EXERCISE MATERIALS:

↓

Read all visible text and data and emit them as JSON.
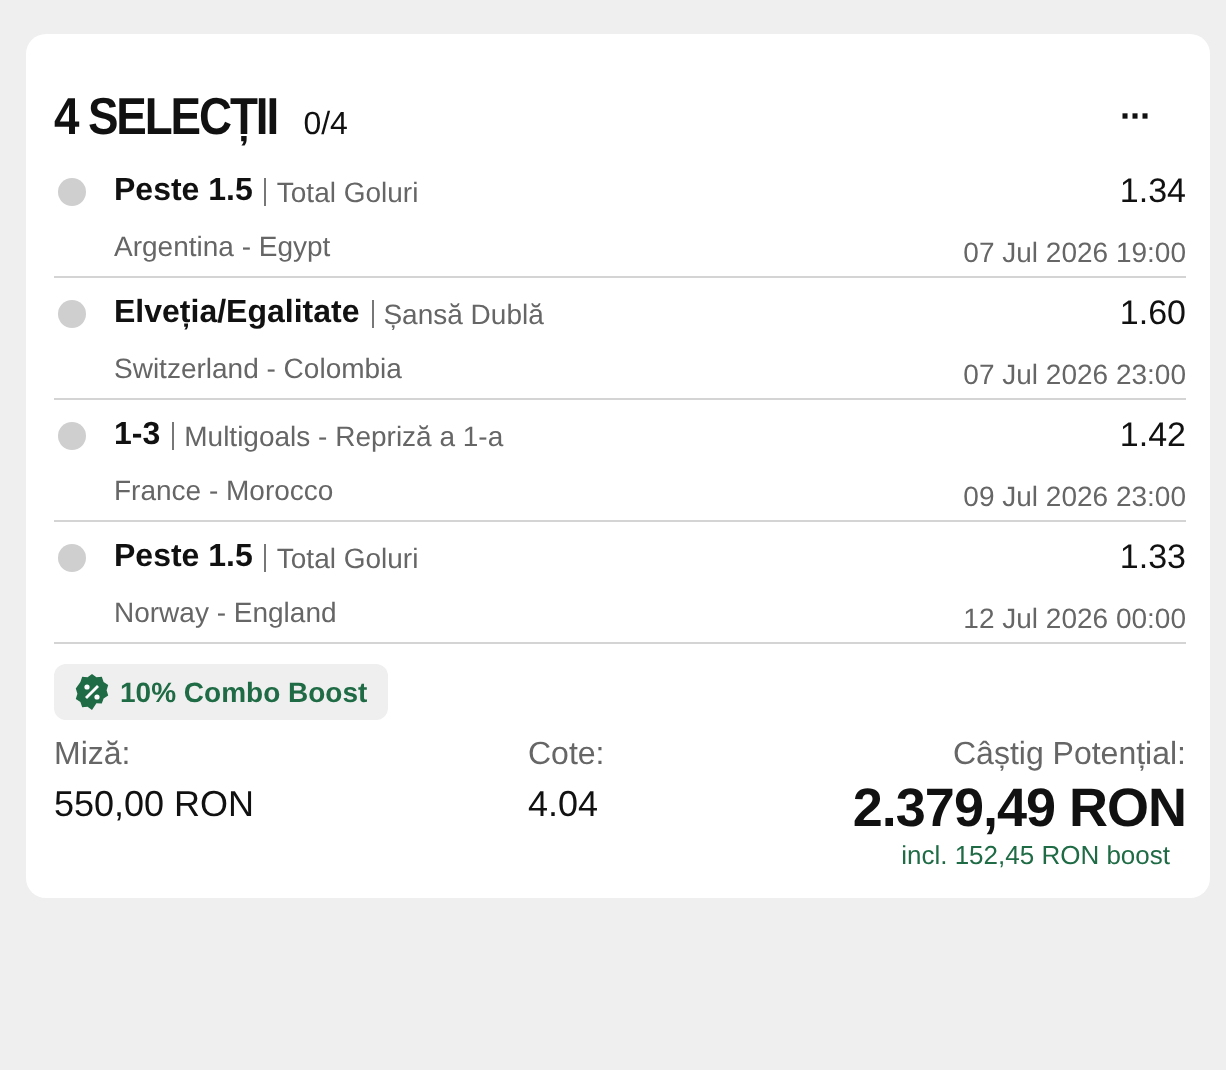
{
  "header": {
    "title": "4 SELECȚII",
    "progress": "0/4",
    "menu": "···"
  },
  "selections": [
    {
      "pick": "Peste 1.5",
      "market": "Total Goluri",
      "odds": "1.34",
      "match": "Argentina - Egypt",
      "date": "07 Jul 2026 19:00"
    },
    {
      "pick": "Elveția/Egalitate",
      "market": "Șansă Dublă",
      "odds": "1.60",
      "match": "Switzerland - Colombia",
      "date": "07 Jul 2026 23:00"
    },
    {
      "pick": "1-3",
      "market": "Multigoals - Repriză a 1-a",
      "odds": "1.42",
      "match": "France - Morocco",
      "date": "09 Jul 2026 23:00"
    },
    {
      "pick": "Peste 1.5",
      "market": "Total Goluri",
      "odds": "1.33",
      "match": "Norway - England",
      "date": "12 Jul 2026 00:00"
    }
  ],
  "boost": {
    "label": "10% Combo Boost"
  },
  "summary": {
    "stake_label": "Miză:",
    "stake": "550,00 RON",
    "odds_label": "Cote:",
    "odds": "4.04",
    "win_label": "Câștig Potențial:",
    "win": "2.379,49 RON",
    "boost_note": "incl. 152,45 RON boost"
  }
}
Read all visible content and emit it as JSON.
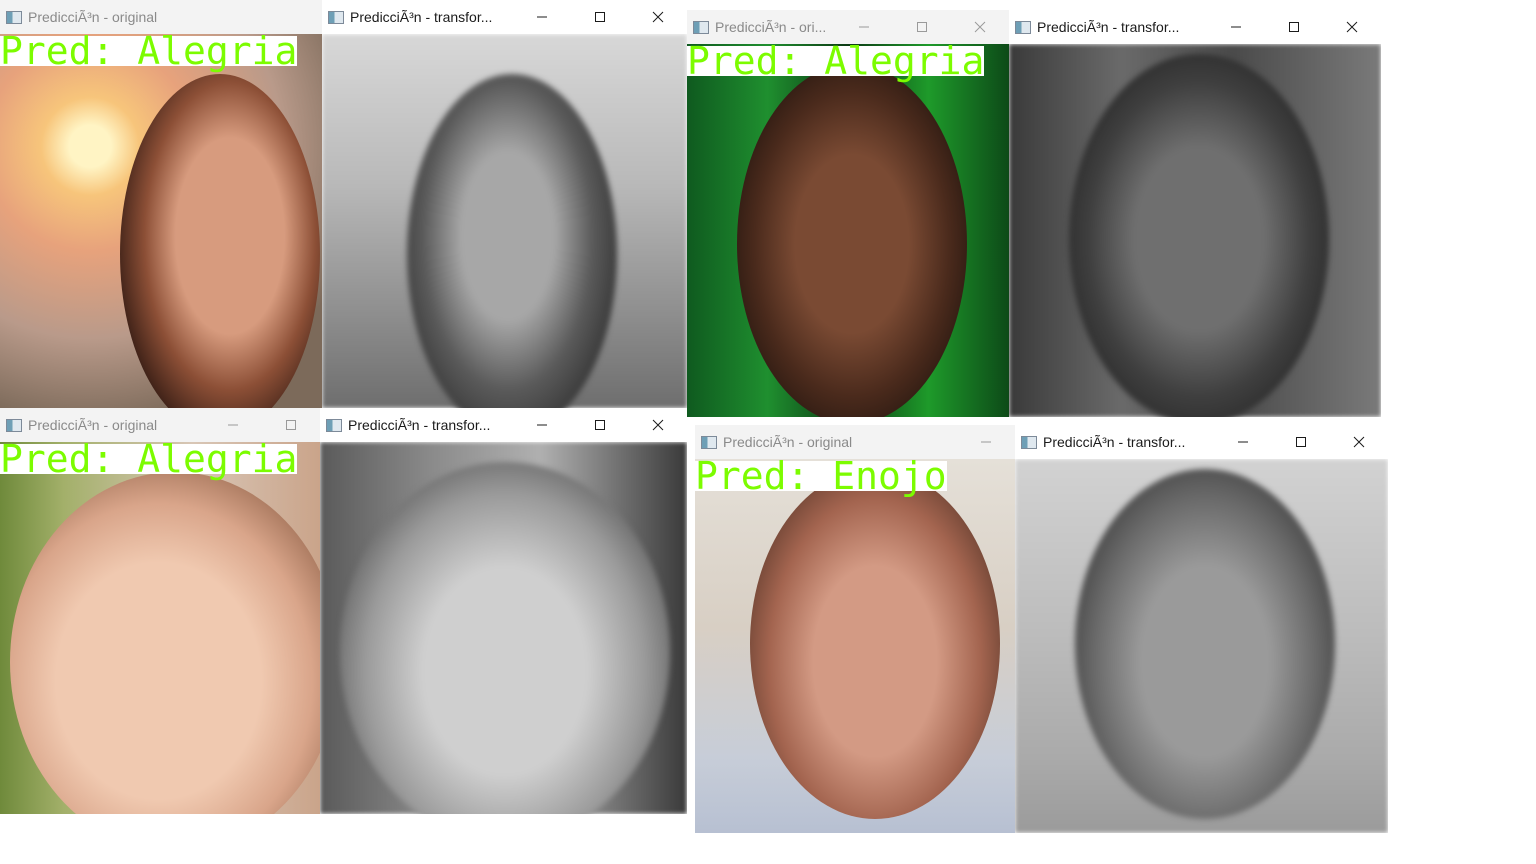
{
  "windows": [
    {
      "title": "PredicciÃ³n - original",
      "prediction": "Pred: Alegria"
    },
    {
      "title": "PredicciÃ³n - transfor..."
    },
    {
      "title": "PredicciÃ³n - ori..."
    },
    {
      "title": "PredicciÃ³n - transfor..."
    },
    {
      "title": "PredicciÃ³n - original",
      "prediction": "Pred: Alegria"
    },
    {
      "title": "PredicciÃ³n - transfor..."
    },
    {
      "title": "PredicciÃ³n - original",
      "prediction": "Pred: Enojo"
    },
    {
      "title": "PredicciÃ³n - transfor..."
    }
  ],
  "window3_prediction": "Pred: Alegria",
  "controls": {
    "minimize": "─",
    "maximize": "☐",
    "close": "✕"
  },
  "colors": {
    "prediction_text": "#7cfc00",
    "label_bg": "#ffffff"
  }
}
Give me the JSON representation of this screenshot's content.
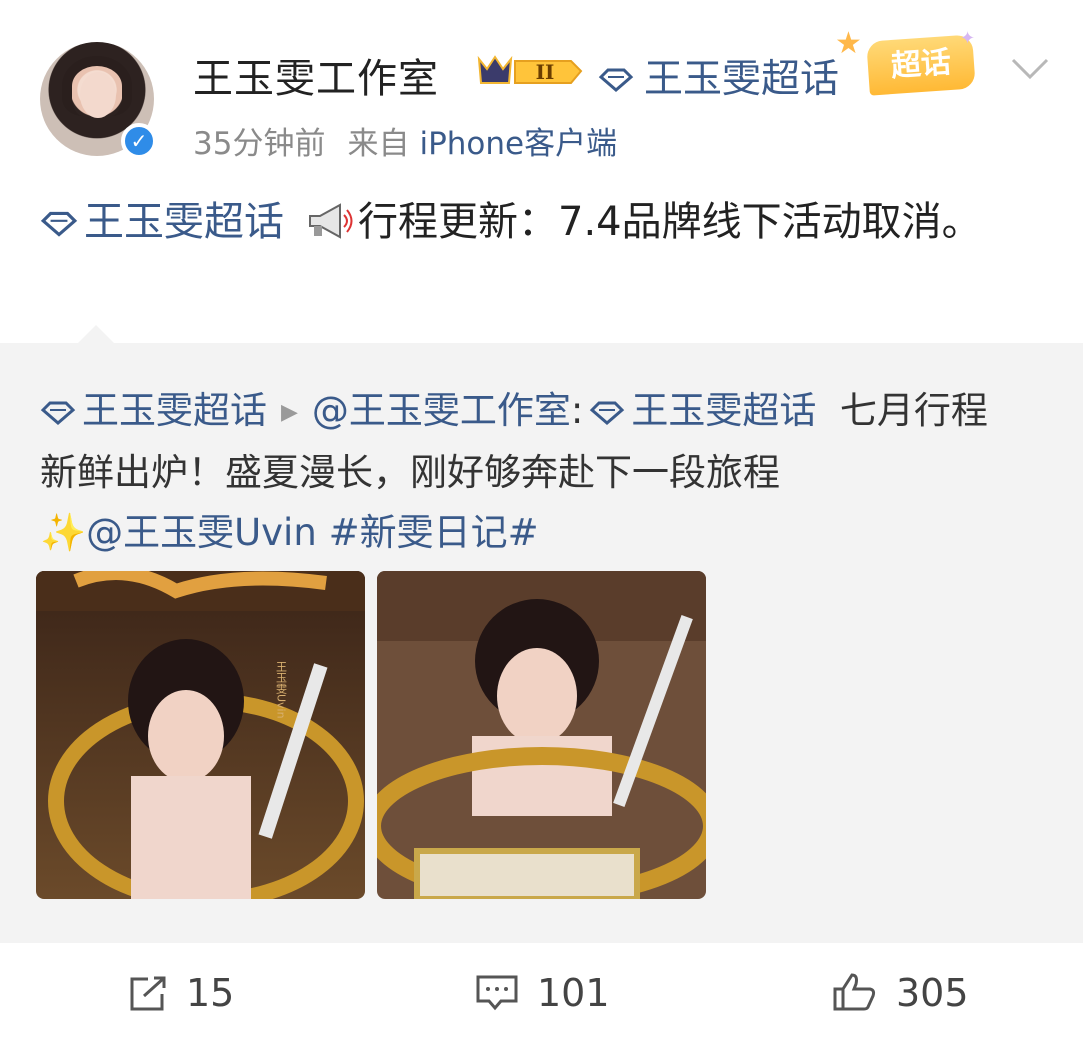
{
  "post": {
    "username": "王玉雯工作室",
    "badge_level": "II",
    "super_topic_link": "王玉雯超话",
    "super_topic_badge": "超话",
    "time": "35分钟前",
    "source_prefix": "来自",
    "source_client": "iPhone客户端",
    "text_link": "王玉雯超话",
    "text_body": "行程更新：7.4品牌线下活动取消。"
  },
  "repost": {
    "topic_link": "王玉雯超话",
    "mention": "@王玉雯工作室",
    "colon": ":",
    "topic_link_2": "王玉雯超话",
    "body": "七月行程新鲜出炉！盛夏漫长，刚好够奔赴下一段旅程",
    "sparkle": "✨",
    "mention_2": "@王玉雯Uvin",
    "hashtag": "#新雯日记#",
    "image1_caption": "王玉雯Uvin"
  },
  "actions": {
    "share_count": "15",
    "comment_count": "101",
    "like_count": "305"
  },
  "colors": {
    "link": "#3a5a8a",
    "repost_bg": "#f3f3f3",
    "verified": "#2f8ce8",
    "badge_gold": "#ffb935"
  },
  "icons": [
    "verified-icon",
    "crown-badge-icon",
    "diamond-icon",
    "chevron-down-icon",
    "megaphone-icon",
    "share-icon",
    "comment-icon",
    "like-icon"
  ]
}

↑

WHAT TO PRODUCE: Show the lines where the word "王玉雯Uvin" appears in the entries.

SOLUTION TO THIS EXERCISE:
    "mention_2": "@王玉雯Uvin",
    "image1_caption": "王玉雯Uvin"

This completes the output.